- _TASK DESCRIPTION_
Quote all entries in full, exactly.

- _DATA TO PROCESS_
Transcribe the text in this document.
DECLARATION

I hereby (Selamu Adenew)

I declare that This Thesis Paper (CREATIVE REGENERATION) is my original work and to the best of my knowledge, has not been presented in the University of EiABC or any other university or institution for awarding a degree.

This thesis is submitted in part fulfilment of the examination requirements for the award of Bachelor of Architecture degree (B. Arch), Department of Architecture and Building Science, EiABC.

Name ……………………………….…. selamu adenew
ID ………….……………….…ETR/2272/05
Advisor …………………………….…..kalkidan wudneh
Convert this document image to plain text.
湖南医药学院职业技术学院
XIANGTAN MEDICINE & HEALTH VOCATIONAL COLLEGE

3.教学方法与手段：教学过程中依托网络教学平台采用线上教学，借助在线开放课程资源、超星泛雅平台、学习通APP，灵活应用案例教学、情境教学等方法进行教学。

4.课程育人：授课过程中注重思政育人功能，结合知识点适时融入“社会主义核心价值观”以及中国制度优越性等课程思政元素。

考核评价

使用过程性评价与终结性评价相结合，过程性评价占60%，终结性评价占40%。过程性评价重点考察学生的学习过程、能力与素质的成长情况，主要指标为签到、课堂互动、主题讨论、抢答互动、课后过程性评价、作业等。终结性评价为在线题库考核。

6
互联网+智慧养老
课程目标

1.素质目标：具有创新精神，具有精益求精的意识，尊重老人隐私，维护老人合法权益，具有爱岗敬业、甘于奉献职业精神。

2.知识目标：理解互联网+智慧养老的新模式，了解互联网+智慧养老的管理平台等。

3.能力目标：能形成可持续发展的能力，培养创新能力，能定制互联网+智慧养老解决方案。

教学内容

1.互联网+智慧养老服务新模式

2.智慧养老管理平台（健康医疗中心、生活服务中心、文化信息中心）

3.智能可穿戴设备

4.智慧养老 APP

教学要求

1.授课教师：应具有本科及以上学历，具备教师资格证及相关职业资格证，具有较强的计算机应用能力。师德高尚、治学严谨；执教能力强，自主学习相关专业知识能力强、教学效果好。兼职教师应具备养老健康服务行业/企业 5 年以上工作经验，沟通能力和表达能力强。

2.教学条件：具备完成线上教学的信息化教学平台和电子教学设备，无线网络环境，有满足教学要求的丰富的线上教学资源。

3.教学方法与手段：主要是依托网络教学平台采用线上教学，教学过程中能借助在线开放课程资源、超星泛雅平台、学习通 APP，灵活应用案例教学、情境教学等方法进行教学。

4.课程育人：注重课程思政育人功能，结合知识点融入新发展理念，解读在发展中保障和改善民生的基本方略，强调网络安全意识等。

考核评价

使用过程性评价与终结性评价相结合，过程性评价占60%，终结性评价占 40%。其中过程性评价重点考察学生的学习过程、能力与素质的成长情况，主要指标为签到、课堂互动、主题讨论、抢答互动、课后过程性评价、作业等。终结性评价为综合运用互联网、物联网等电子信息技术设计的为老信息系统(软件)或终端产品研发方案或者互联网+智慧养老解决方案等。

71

- _RESPONSE FOR THIS EXERCISE_
Transcribe the text in this document.
DECLARATION

I hereby (Selamu Adenew)

I declare that This Thesis Paper (CREATIVE REGENERATION) is my original work and to the best of my knowledge, has not been presented in the University of EiABC or any other university or institution for awarding a degree.

This thesis is submitted in part fulfilment of the examination requirements for the award of Bachelor of Architecture degree (B. Arch), Department of Architecture and Building Science, EiABC.

Name ……………………………….…. selamu adenew
ID ………….……………….…ETR/2272/05
Advisor …………………………….…..kalkidan wudneh
Convert this document image to plain text.
湖南医药学院职业技术学院
XIANGTAN MEDICINE & HEALTH VOCATIONAL COLLEGE

3.教学方法与手段：教学过程中依托网络教学平台采用线上教学，借助在线开放课程资源、超星泛雅平台、学习通APP，灵活应用案例教学、情境教学等方法进行教学。

4.课程育人：授课过程中注重思政育人功能，结合知识点适时融入“社会主义核心价值观”以及中国制度优越性等课程思政元素。

考核评价

使用过程性评价与终结性评价相结合，过程性评价占60%，终结性评价占40%。过程性评价重点考察学生的学习过程、能力与素质的成长情况，主要指标为签到、课堂互动、主题讨论、抢答互动、课后过程性评价、作业等。终结性评价为在线题库考核。

6
互联网+智慧养老
课程目标

1.素质目标：具有创新精神，具有精益求精的意识，尊重老人隐私，维护老人合法权益，具有爱岗敬业、甘于奉献职业精神。

2.知识目标：理解互联网+智慧养老的新模式，了解互联网+智慧养老的管理平台等。

3.能力目标：能形成可持续发展的能力，培养创新能力，能定制互联网+智慧养老解决方案。

教学内容

1.互联网+智慧养老服务新模式

2.智慧养老管理平台（健康医疗中心、生活服务中心、文化信息中心）

3.智能可穿戴设备

4.智慧养老 APP

教学要求

1.授课教师：应具有本科及以上学历，具备教师资格证及相关职业资格证，具有较强的计算机应用能力。师德高尚、治学严谨；执教能力强，自主学习相关专业知识能力强、教学效果好。兼职教师应具备养老健康服务行业/企业 5 年以上工作经验，沟通能力和表达能力强。

2.教学条件：具备完成线上教学的信息化教学平台和电子教学设备，无线网络环境，有满足教学要求的丰富的线上教学资源。

3.教学方法与手段：主要是依托网络教学平台采用线上教学，教学过程中能借助在线开放课程资源、超星泛雅平台、学习通 APP，灵活应用案例教学、情境教学等方法进行教学。

4.课程育人：注重课程思政育人功能，结合知识点融入新发展理念，解读在发展中保障和改善民生的基本方略，强调网络安全意识等。

考核评价

使用过程性评价与终结性评价相结合，过程性评价占60%，终结性评价占 40%。其中过程性评价重点考察学生的学习过程、能力与素质的成长情况，主要指标为签到、课堂互动、主题讨论、抢答互动、课后过程性评价、作业等。终结性评价为综合运用互联网、物联网等电子信息技术设计的为老信息系统(软件)或终端产品研发方案或者互联网+智慧养老解决方案等。

71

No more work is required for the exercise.